Porto do Rio Grande em 1908

Porto do Rio Grande em 1908

segunda-feira, 17 de abril de 2017

RIO GRANDE - A CAPITAL

Com a invasão e a ocupação espanhola durante treze anos (1763-1776) Rio Grande deixou de ser, como vinha ocorrendo entre 1737 e 1763, a capital administrativa do Rio Grande do Sul, passando estas atividades para Viamão e posteriormente para Porto Alegre.
 Numa analogia contemporânea a Porto Alegre, a importância em sediar o centro administrativo revela-se na dinamização de atividades comerciais e na circulação de numerário por parte de todo funcionalismo envolvido na administração pública além das obras de infra-estrutura essenciais para o funcionamento de uma capital. Rio Grande, apresentando o único porto marítimo do estado, associado a centro administrativo concentrando o governo estadual e a câmara de deputados, com certeza viveria uma realidade diferenciada da atual, o que promoveria reflexos na zona sul do estado. Situações hipotéticas relacionadas ao aumento da renda per capita mobilizariam novos padrões de consumo, atraindo um grande número de indústrias e atividades de prestação de serviços. Num exercício imaginativo podemos relacionar a Grande Porto Alegre (trecho em direção a Canoas, São Leopoldo, Novo Hamburgo), com a metrópole rio-grandina cuja cidade satélite seria Pelotas, interligadas por uma série de novas cidades dormitórios que surgiriam nestes sessenta quilômetros que separam os rio-grandinos dos pelotenses.

+ + + +

• **O QUE SE PEDE**:
• 1. Transcreva do texto sobre Rio Grande como capital o trecho de "RIO GRANDE - A" a "para Porto Alegre.".
• 2. Segundo o texto sobre Rio Grande como capital, quantos anos durou a ocupação espanhola da cidade?
• 3. Dê continuidade ao texto sobre Rio Grande como capital a partir da última frase.

+ + + +

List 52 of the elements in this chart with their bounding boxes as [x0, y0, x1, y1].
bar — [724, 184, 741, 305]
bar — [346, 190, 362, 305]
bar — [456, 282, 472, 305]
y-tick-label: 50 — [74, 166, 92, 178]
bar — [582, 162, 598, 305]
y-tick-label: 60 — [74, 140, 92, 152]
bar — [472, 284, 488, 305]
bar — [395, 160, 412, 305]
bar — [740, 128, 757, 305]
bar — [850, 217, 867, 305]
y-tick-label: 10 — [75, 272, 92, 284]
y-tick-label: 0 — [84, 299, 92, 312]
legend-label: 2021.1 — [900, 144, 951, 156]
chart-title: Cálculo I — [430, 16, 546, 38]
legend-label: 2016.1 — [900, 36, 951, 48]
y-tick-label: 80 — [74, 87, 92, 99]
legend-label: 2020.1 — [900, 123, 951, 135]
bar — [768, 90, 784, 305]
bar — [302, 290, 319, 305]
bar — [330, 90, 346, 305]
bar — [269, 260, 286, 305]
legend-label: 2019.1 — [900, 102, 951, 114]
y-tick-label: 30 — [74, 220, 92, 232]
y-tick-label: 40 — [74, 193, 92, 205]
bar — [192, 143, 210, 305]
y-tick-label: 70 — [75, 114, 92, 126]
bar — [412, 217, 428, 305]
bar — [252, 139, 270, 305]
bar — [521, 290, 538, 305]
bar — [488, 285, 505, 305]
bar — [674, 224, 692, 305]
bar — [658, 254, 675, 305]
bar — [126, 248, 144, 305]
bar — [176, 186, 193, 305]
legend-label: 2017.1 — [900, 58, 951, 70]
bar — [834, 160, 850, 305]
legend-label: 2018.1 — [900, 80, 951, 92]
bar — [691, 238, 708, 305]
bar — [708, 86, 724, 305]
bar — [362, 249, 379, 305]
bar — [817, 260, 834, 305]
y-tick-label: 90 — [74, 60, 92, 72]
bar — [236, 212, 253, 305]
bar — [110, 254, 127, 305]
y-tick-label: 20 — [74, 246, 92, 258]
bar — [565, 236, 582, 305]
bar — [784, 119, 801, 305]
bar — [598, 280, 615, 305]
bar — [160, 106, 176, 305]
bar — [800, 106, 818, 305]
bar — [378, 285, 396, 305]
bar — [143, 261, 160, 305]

+ + + +

• **AS RESPOSTAS**:
• 1.
RIO GRANDE - A CAPITAL

Com a invasão e a ocupação espanhola durante treze anos (1763-1776) Rio Grande deixou de ser, como vinha ocorrendo entre 1737 e 1763, a capital administrativa do Rio Grande do Sul, passando estas atividades para Viamão e posteriormente para Porto Alegre.

• 2. Treze anos, de 1763 a 1776.

• 3.
Obviamente este exercício intelectual é polêmico. Alguns dirão que as condições históricas, o meio físico (vento, areia, umidade, insalubridade), a mentalidade da população, a proximidade do espaço do latifúndio escravista ligado a pecuária, o papel militar da cidade e a fronteira com a geopolítica platina a tornam propícia ou vulnerável. Os mais diferentes argumentos somente confirmariam que esta polêmica é extremamente interessante para resenhar o que os rio-grandinos e os estrangeiros pensam sobre a cidade.
Pois esta  discussão não é mera ficção literária mas está expressa numa obra historiográfica e foi objeto de estudo pelo governo português a mais de duzentos anos atrás, como constata-se a seguir.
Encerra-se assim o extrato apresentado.